_Extracted entries:_
###
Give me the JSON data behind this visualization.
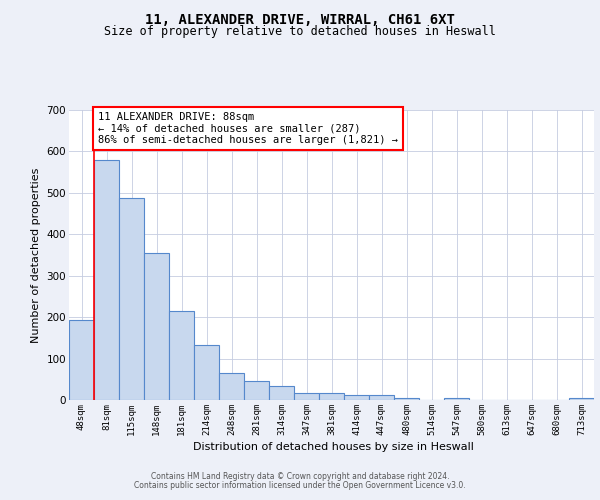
{
  "title1": "11, ALEXANDER DRIVE, WIRRAL, CH61 6XT",
  "title2": "Size of property relative to detached houses in Heswall",
  "xlabel": "Distribution of detached houses by size in Heswall",
  "ylabel": "Number of detached properties",
  "categories": [
    "48sqm",
    "81sqm",
    "115sqm",
    "148sqm",
    "181sqm",
    "214sqm",
    "248sqm",
    "281sqm",
    "314sqm",
    "347sqm",
    "381sqm",
    "414sqm",
    "447sqm",
    "480sqm",
    "514sqm",
    "547sqm",
    "580sqm",
    "613sqm",
    "647sqm",
    "680sqm",
    "713sqm"
  ],
  "values": [
    193,
    580,
    487,
    356,
    216,
    133,
    64,
    47,
    35,
    17,
    17,
    11,
    11,
    6,
    0,
    5,
    0,
    0,
    0,
    0,
    5
  ],
  "bar_color": "#c8d8ee",
  "bar_edge_color": "#5588cc",
  "ylim_max": 700,
  "yticks": [
    0,
    100,
    200,
    300,
    400,
    500,
    600,
    700
  ],
  "annotation_text": "11 ALEXANDER DRIVE: 88sqm\n← 14% of detached houses are smaller (287)\n86% of semi-detached houses are larger (1,821) →",
  "footer1": "Contains HM Land Registry data © Crown copyright and database right 2024.",
  "footer2": "Contains public sector information licensed under the Open Government Licence v3.0.",
  "bg_color": "#edf0f8",
  "plot_bg_color": "white",
  "grid_color": "#c5cce0"
}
###
_Problem details:_ Your answer should be one number: how many lines in the material above contain the string "Heswall".

_Solution for this problem:_ 2